### Exercise instructions:
**A.** Based on the Greek Easter reflection below, decide whether each statement agrees with the text. Answer yes or no for each and quote the deciding words. (i) The church where the family attended the vigil had no pews. (ii) The narrator's cousin is an Orthodox priest. (iii) In the egg contest, the egg that cracks represents Christ coming out of the tomb.
**B.** List every example the Greek Easter reflection gives of the darkness that makes it hard to cultivate new life in the world.

### Page extract:
━━━━━━━━━━
We’d celebrate Greek Easter in my Greek Family by going to the late night vigil.  There were no pews at St Peter’s Eastern Orthodox Church—most Orthodox churches don’t have pews.  Pews make one lazy so says my cousin who is an Orthodox Deacon.  We are not participating by sitting on the bench he quips, as following Christ is not a spectator sport.   Yes, so we’d stand for hours except for the little kids who would camp out on the floor and sleep.  I remember waking up to bright lights and people joyfully exclaiming Christos  Anesti!   Christos Anesti!  

Christ is risen!  Christ is risen!  

And then we’d sing: Christ is risen from the dead trampling down death by death and upon those in the tombs bestowing life!   Except we’d sing it in Greek and it would go faster and faster and faster.  And people would dance in church and sing! 

And then we’d go home and have a feast!  We were starved as most of the adults in my Greek family fasted Holy Week so dinner in the middle of the night!   And  then we’d sleep and get up and find the hidden eggs and have Greek Egg Contest the “tsougrisma” 
 where one person holds a hard boiled egg and the other one strikes the egg with their egg.  The egg that cracks is the resurrection egg and represents Christ coming out of the tomb.    Then we’d dance Greek dances and just enjoy each other’s company.    I love Easter.  

I love the resurrection the new life that comes.  I wonder beloved—where do you see new life dawning in your life and in the world?  What do we need to do to embrace new life—to be like the egg cracked open and the Christ coming forth? 

Where is there new life in our lives? 

That can be a difficult question with so much darkness looming in our world.  From climate change to the war in Ukraine to COVID, it has not been easy to cultivate new life.  

However beloved look carefully and you will Christ risen and resurrected everywhere.  In the Canada Geese that are returning and will soon have goslings.  In the spring which will come- it will even here in Minnesota!   In the chance to see each others beautiful smiles and faces and to be together with people again.
━━━━━━━━━━
### Supplied material:

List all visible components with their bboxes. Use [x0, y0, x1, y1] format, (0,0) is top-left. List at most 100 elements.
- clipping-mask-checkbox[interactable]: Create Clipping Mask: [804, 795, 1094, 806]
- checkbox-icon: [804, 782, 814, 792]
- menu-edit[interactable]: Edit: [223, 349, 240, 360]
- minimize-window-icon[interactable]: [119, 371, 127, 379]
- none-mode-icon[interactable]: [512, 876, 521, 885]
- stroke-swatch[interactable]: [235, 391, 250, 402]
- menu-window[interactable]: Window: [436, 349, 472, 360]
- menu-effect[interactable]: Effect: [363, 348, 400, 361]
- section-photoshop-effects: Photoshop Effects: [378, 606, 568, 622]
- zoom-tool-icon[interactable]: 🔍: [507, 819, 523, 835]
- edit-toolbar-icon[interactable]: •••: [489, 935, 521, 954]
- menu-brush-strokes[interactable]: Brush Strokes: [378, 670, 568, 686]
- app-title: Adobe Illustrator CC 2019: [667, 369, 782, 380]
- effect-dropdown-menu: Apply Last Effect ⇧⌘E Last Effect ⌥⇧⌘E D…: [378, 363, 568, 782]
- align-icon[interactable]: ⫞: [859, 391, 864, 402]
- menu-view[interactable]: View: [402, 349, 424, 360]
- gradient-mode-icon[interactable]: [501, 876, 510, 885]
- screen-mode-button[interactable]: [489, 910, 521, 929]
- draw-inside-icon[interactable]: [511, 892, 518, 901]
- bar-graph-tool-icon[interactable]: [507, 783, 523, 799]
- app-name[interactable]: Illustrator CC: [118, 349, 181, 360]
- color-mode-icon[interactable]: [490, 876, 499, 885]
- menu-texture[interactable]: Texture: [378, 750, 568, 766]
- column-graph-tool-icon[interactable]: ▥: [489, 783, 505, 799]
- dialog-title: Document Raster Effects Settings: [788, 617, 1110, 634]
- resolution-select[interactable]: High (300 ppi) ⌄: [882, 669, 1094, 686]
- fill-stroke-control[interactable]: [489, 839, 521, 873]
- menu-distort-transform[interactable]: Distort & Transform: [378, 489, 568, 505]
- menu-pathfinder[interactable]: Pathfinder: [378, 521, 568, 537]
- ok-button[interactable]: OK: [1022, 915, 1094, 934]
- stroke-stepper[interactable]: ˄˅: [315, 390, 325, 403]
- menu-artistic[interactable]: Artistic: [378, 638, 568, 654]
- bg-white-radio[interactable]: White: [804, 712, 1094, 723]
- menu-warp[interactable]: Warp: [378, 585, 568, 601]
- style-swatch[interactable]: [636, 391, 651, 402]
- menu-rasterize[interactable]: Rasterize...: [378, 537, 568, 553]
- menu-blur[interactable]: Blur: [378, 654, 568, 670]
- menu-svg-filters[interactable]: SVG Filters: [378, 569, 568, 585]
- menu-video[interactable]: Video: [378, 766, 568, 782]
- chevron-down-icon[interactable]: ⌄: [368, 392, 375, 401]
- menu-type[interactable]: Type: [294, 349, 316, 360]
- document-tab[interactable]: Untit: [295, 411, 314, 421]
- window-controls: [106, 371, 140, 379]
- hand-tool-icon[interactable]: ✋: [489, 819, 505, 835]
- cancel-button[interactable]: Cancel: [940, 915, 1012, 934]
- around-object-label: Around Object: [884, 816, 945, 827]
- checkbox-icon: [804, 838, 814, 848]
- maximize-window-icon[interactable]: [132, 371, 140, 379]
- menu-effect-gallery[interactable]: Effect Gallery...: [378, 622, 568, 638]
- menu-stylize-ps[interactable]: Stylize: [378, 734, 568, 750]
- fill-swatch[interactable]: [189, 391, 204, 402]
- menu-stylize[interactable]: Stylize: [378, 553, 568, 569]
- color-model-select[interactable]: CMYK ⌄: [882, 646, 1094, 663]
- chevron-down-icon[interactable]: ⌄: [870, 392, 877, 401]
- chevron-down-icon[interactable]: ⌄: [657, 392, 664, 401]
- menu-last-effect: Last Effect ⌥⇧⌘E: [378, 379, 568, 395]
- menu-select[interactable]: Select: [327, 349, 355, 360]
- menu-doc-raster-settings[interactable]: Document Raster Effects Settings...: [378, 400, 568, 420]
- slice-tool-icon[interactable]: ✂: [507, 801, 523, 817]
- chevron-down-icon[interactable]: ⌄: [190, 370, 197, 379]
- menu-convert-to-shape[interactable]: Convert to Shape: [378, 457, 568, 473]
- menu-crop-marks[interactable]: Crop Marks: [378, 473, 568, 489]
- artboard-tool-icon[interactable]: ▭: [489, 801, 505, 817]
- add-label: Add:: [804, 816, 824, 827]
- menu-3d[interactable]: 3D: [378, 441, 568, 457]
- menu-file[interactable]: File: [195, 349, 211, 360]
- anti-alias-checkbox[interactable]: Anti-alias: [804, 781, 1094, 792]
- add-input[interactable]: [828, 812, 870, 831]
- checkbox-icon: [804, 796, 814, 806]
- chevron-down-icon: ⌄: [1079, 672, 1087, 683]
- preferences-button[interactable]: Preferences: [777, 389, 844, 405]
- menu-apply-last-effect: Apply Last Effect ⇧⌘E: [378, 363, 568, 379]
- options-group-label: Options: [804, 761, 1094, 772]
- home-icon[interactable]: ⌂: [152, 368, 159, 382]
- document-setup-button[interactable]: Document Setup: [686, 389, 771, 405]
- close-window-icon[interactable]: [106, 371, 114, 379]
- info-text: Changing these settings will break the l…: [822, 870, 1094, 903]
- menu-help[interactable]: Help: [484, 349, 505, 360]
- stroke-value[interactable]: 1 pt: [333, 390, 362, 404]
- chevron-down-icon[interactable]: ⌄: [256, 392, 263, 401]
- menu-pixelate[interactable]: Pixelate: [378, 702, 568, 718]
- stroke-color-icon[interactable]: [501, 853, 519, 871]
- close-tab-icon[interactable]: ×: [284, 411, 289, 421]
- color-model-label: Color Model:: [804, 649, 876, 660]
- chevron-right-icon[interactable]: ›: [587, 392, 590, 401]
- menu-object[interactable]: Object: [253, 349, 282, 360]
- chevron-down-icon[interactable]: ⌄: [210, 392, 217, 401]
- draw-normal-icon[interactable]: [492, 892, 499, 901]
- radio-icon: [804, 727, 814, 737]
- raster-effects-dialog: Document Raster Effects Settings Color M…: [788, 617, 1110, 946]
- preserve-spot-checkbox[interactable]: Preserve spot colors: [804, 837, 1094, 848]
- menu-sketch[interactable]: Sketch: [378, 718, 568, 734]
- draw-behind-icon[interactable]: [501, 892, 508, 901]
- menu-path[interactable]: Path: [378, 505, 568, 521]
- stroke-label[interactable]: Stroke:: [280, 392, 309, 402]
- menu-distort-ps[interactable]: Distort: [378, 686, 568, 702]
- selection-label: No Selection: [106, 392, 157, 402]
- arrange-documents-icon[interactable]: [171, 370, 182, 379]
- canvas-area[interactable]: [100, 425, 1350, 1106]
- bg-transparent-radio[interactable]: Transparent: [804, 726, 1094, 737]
━━━━━━━━━━
### Answers below:
**A.**
(i) Yes: "There were no pews at St Peter’s Eastern Orthodox Church"
(ii) No: "my cousin who is an Orthodox Deacon"
(iii) Yes: "The egg that cracks is the resurrection egg and represents Christ coming out of the tomb."

**B.**
- climate change
- the war in Ukraine
- COVID